= GIVEN PROBLEM =
Reproduce word for word the stretch of the passage on how people read the Bible from "Scot McKnight, professor" through "impressions and thoughts.".

= PROVIDED PASSAGE =
>>>
Homosexuality, marriage, abortion, charismatic gifts, capital punishment, women in ministry, prophecy, Jesus… you name it, people are curious (for various reasons) to know what the Bible has to say-or not to say-about the topic.
Scot McKnight, professor of religious studies at North Park College in Chicago, Illinois, begins his forthcoming book The Blue Parakeet (Zondervan, October 2008) making this very observation. But the truth is, to address these issues, we all pick and choose what portions of the Bible to follow. Most of us, to some degree or another, give lip service to the Bible’s teachings in favor of convenience, political correctness, or social sensibility. Recently I received a copy of Dr. McKnight’s book and over the next few posts we’ll be reviewing the book by major section and concluding with my general impressions and thoughts.
Chapter one of The Blue Parakeet is about how we read (and thus interpret) our Bible and how we choose which parts of it to pick and choose. In chapter two, McKnight outlines three ways people read their Bible:
- Reading to retrieve: we either want to follow everything, word for word, the Bible says (which turns out to be impossible), or we only salvage some of what it says (and thus let culture dictate what we keep).
- Reading through tradition: we interpret the Bible only as did the historic Church or we jettison the Church and instead interpret only as “we’ve always done it.”
- Reading with tradition: we understand how the Bible has been historically read but we do not allow ourselves to be boxed in to the past.
<<<
= SOURCE DATA =
>>>
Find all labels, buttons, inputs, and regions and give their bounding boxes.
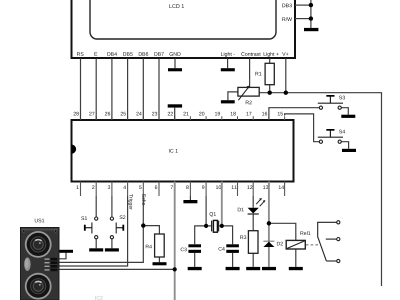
<<<
= COMPLETE RESPONSE =
Scot McKnight, professor of religious studies at North Park College in Chicago, Illinois, begins his forthcoming book The Blue Parakeet (Zondervan, October 2008) making this very observation. But the truth is, to address these issues, we all pick and choose what portions of the Bible to follow. Most of us, to some degree or another, give lip service to the Bible’s teachings in favor of convenience, political correctness, or social sensibility. Recently I received a copy of Dr. McKnight’s book and over the next few posts we’ll be reviewing the book by major section and concluding with my general impressions and thoughts.